--- Begin Records provided ---

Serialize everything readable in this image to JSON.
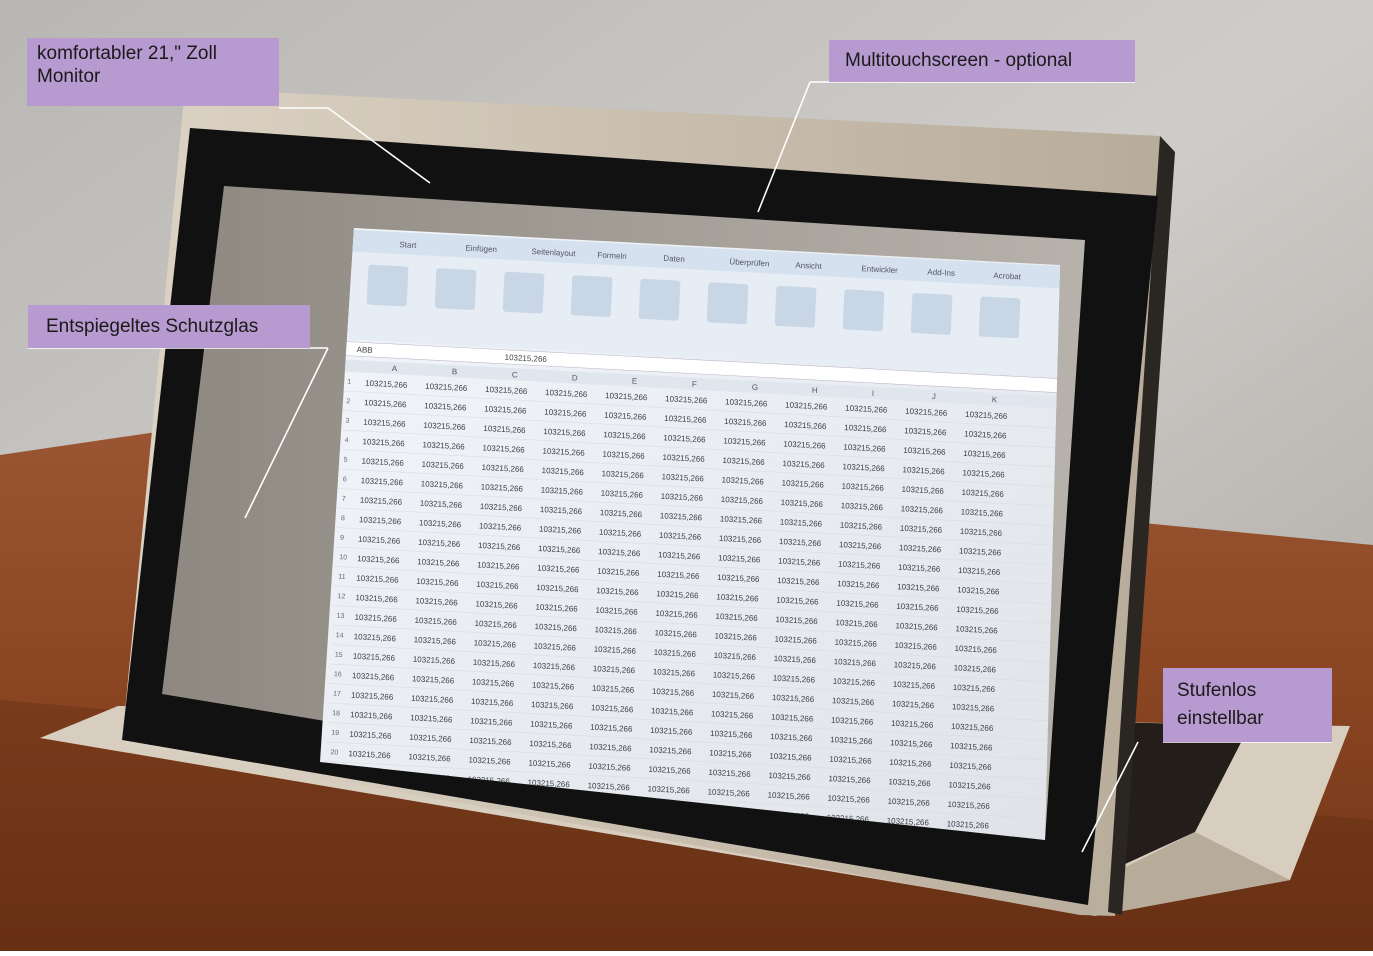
{
  "callouts": {
    "monitor": "komfortabler 21,\" Zoll Monitor",
    "touch": "Multitouchscreen - optional",
    "glass": "Entspiegeltes Schutzglas",
    "stepless_line1": "Stufenlos",
    "stepless_line2": "einstellbar"
  },
  "colors": {
    "callout_bg": "#b79ad0",
    "leader_line": "#ffffff",
    "bezel": "#111111",
    "frame_metal": "#cfc4b4",
    "desk_wood": "#8a4522",
    "wall": "#c2bfba"
  },
  "spreadsheet": {
    "name_box": "ABB",
    "formula": "103215,266",
    "tabs": [
      "Start",
      "Einfügen",
      "Seitenlayout",
      "Formeln",
      "Daten",
      "Überprüfen",
      "Ansicht",
      "Entwickler",
      "Add-Ins",
      "Acrobat"
    ],
    "columns": [
      "A",
      "B",
      "C",
      "D",
      "E",
      "F",
      "G",
      "H",
      "I",
      "J",
      "K"
    ],
    "cell_value": "103215,266",
    "row_count": 25
  }
}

--- End Records provided ---

- _The request_
Give the entries again word for word, but skip the pictures.

- _Solution for this exercise_
Serialize everything readable in this image to JSON.
{
  "callouts": {
    "monitor": "komfortabler 21,\" Zoll Monitor",
    "touch": "Multitouchscreen - optional",
    "glass": "Entspiegeltes Schutzglas",
    "stepless_line1": "Stufenlos",
    "stepless_line2": "einstellbar"
  },
  "colors": {
    "callout_bg": "#b79ad0",
    "leader_line": "#ffffff",
    "bezel": "#111111",
    "frame_metal": "#cfc4b4",
    "desk_wood": "#8a4522",
    "wall": "#c2bfba"
  },
  "spreadsheet": {
    "name_box": "ABB",
    "formula": "103215,266",
    "tabs": [
      "Start",
      "Einfügen",
      "Seitenlayout",
      "Formeln",
      "Daten",
      "Überprüfen",
      "Ansicht",
      "Entwickler",
      "Add-Ins",
      "Acrobat"
    ],
    "columns": [
      "A",
      "B",
      "C",
      "D",
      "E",
      "F",
      "G",
      "H",
      "I",
      "J",
      "K"
    ],
    "cell_value": "103215,266",
    "row_count": 25
  }
}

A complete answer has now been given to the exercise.